> **Task objective**
Decide whether each statement agrees with the abstract on RASA2 and T cell exhaustion below, answering yes or no and quoting the deciding words: 1. The exhaustion model relied on chronic stimulation with soluble anti-CD3/anti-CD28. 2. Knocking out RASA2 in already exhausted T cells improved effector function more than knocking it out before exhaustion. 3. RASA2 depletion affected secreted effector proteins the same way in CD8+ and CD4+ T cells.

START Reading text

Reversing T cell dysfunction in a novel in vitro model of T cell exhaustion reveals differential roles of RASA2

Hilal Saraç^1*Rachael Nicholson¹Rebecca N. Graham¹Meera Augustus²Dympna Connolly²Lindsay Lim¹Sofia Lourenco^1*

• ¹Cancer Research Horizons, London, United Kingdom
• ²Cancer Research Horizons, Cambridge, United Kingdom

T cell exhaustion, caused by chronic antigen stimulation within the tumor microenvironment, is increasingly recognized as an underlying factor in tumor progression and immunotherapy resistance. Here we established a robust in vitro model of human CD8+ and CD4+ T cell exhaustion using chronic stimulation with soluble anti-CD3/anti-CD28 and performed RNP CRISPR to investigate the ability of RAS GTPase activating protein 2 (RASA2) to modulate exhausted T cell function. RASA2 depletion prior to exhaustion improved effector cytokine and granzyme secretion in both CD8+ and CD4+ T cell compartments. Uniquely, in addition to blocking the onset of exhaustion, we aimed to reverse this dysfunctional phenotype by performing CRISPR knockout (KO) in exhausted T cells (Tex) following chronic stimulation. RASA2 depletion also improved the effector function of exhausted T cells in this context, albeit to a lesser extent compared to a blocking context. Interestingly, the impact of RASA2 depletion on secreted effector proteins was distinct between CD8+ and CD4+ T cells, suggesting different roles for RASA2 in modulating the differentiation pathways to exhaustion along with reversibility of dysfunctional states between these two compartments. This novel in vitro pipeline enables the interrogation of T cell exhaustion biology with increased throughput and physiological relevance compared to other approaches, ultimately supporting the development of novel strategies to overcome cancer immunotherapy resistance.

END Reading text
START Given data

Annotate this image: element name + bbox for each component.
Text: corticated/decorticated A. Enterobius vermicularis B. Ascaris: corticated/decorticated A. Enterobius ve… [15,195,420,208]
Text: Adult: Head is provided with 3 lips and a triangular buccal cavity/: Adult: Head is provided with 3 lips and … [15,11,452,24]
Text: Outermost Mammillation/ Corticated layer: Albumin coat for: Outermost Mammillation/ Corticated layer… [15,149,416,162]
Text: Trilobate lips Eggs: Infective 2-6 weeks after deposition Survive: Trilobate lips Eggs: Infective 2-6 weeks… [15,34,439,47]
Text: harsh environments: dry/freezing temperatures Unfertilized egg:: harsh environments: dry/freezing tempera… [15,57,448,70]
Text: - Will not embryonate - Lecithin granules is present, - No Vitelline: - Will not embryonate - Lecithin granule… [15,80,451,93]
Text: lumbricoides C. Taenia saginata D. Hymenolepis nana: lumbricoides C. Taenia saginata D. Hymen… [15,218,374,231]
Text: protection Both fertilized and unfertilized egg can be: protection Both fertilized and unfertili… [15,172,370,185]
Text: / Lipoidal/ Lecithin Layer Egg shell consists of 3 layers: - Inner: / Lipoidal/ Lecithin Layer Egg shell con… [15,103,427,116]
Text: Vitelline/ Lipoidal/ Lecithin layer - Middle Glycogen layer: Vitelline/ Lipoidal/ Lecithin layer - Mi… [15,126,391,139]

END Given data

> **Solution below**
1. Yes: "using chronic stimulation with soluble anti-CD3/anti-CD28"
2. No: "albeit to a lesser extent compared to a blocking context"
3. No: "the impact of RASA2 depletion on secreted effector proteins was distinct between CD8+ and CD4+ T cells"